** begin Listing **

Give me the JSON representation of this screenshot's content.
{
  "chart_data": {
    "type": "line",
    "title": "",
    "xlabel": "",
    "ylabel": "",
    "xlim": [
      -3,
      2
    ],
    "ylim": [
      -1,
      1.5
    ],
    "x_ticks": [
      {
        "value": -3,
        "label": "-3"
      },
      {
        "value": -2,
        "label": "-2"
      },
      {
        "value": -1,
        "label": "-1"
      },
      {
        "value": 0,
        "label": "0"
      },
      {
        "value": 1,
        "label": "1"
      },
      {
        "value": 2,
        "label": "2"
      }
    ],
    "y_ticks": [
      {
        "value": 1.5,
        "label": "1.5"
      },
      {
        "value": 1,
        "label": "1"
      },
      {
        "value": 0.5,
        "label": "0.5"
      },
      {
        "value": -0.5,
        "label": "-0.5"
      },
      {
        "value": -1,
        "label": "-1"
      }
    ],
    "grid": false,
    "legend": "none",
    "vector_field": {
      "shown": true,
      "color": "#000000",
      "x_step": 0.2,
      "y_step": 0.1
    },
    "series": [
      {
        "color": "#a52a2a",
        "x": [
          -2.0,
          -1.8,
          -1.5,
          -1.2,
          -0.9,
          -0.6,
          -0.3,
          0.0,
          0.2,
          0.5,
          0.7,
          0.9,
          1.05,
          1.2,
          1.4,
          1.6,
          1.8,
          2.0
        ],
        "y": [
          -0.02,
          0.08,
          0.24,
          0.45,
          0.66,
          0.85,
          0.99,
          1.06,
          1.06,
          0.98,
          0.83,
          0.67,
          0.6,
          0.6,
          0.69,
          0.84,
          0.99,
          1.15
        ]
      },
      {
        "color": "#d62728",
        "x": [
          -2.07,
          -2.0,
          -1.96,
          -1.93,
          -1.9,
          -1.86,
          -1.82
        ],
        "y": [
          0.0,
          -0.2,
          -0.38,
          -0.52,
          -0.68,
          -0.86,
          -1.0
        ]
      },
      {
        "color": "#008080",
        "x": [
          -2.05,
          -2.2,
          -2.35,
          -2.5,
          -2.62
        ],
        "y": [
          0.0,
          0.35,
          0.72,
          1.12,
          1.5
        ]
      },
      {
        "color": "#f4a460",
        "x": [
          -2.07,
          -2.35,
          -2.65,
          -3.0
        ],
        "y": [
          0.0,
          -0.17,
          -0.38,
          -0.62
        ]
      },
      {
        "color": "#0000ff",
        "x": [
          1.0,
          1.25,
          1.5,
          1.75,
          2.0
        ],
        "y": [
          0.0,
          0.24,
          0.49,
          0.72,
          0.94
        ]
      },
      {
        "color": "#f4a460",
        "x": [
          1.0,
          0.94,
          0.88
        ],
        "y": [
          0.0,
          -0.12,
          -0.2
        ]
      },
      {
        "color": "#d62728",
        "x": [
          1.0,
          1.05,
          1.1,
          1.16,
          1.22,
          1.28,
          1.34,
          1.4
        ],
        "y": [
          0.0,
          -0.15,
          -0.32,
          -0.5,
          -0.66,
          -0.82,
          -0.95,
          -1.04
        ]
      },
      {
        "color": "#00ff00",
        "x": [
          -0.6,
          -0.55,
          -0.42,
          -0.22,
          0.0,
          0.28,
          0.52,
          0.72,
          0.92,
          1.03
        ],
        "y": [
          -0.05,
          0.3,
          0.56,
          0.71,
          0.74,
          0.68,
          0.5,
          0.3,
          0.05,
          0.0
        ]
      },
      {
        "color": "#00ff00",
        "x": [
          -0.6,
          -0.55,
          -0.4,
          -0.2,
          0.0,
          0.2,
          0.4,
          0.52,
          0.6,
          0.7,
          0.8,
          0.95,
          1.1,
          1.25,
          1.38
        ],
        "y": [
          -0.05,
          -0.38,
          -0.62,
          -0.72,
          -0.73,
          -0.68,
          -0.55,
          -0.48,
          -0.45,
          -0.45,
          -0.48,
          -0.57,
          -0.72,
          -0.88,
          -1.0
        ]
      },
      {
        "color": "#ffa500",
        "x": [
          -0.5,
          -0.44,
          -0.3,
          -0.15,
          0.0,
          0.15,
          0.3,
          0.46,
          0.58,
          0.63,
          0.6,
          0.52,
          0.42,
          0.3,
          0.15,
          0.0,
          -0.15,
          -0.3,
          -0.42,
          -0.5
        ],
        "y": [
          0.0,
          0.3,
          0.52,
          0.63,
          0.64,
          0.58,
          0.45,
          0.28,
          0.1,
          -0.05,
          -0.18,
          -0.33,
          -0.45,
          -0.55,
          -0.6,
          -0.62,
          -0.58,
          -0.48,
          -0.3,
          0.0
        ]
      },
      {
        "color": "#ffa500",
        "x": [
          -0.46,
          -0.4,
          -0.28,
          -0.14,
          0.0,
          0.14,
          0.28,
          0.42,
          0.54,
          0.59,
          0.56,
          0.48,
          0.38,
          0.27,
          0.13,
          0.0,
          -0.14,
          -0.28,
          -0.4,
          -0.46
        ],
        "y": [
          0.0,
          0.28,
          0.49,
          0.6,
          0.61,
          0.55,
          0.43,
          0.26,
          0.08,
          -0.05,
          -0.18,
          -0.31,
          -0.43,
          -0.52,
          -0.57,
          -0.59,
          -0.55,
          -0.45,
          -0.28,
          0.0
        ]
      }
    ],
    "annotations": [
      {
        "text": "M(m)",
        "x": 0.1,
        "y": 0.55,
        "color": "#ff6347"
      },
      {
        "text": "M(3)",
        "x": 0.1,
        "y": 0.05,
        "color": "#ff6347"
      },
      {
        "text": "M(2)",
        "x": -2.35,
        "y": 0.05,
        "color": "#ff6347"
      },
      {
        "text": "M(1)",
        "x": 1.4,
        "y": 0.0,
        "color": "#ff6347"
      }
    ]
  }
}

** end Listing **
** begin Listing **

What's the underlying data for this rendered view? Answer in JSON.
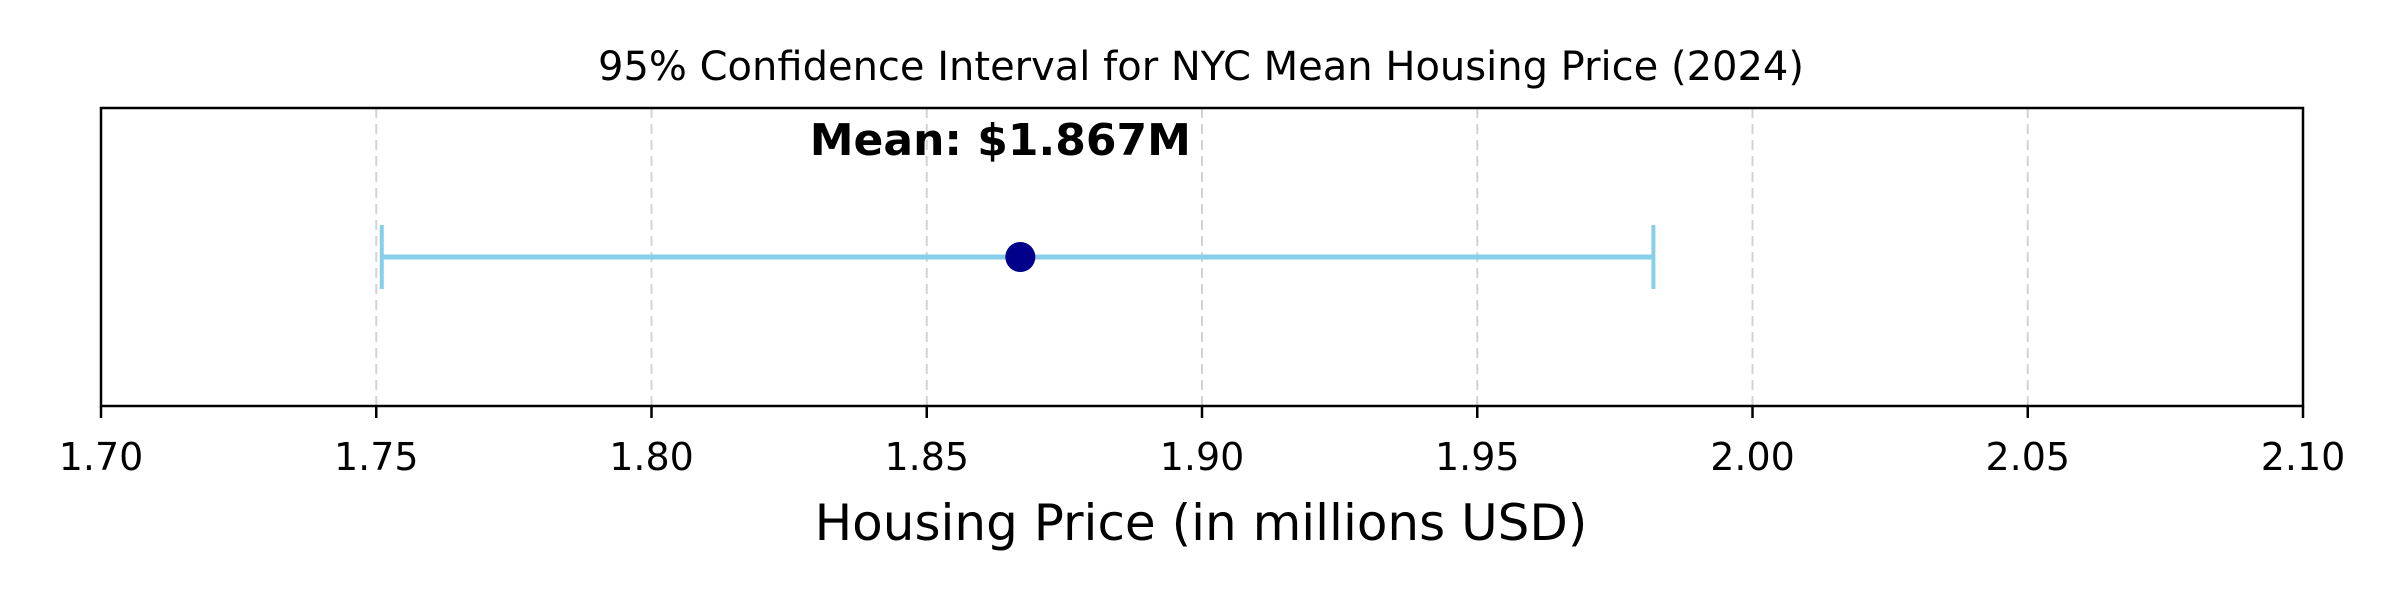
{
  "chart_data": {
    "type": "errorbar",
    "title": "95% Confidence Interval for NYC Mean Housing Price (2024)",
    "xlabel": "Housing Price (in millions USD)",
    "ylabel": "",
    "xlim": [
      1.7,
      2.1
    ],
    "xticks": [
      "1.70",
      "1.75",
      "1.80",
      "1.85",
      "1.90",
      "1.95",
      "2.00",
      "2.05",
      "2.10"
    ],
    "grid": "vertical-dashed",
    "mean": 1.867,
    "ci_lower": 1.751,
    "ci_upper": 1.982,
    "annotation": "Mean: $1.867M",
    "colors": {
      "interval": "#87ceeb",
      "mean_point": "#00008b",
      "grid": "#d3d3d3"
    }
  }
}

** end Listing **
** begin Listing **

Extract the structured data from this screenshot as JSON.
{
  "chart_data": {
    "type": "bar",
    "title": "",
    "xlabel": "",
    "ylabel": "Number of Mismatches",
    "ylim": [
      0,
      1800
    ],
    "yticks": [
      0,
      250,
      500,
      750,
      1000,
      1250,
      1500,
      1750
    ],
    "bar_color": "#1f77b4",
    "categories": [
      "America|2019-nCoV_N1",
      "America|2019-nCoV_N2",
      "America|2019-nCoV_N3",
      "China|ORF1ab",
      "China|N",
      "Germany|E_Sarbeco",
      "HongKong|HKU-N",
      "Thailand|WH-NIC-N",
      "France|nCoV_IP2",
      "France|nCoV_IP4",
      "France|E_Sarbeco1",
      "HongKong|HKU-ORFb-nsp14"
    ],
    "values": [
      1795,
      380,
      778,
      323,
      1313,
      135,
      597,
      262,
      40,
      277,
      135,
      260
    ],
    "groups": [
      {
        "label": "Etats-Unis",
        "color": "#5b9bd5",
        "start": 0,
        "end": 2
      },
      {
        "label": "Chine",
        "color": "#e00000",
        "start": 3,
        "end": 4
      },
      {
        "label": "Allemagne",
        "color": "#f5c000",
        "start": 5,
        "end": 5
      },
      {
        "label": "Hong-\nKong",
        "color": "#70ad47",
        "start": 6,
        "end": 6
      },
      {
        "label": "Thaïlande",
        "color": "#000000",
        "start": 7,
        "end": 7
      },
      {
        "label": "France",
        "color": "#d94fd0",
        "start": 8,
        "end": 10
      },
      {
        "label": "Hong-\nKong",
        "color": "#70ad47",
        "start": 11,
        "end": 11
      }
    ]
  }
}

** end Listing **

_Task goal_
Sift through the entries and copy every line with "screenshot".

_Answer to this exercise_
Give me the JSON representation of this screenshot's content.
Extract the structured data from this screenshot as JSON.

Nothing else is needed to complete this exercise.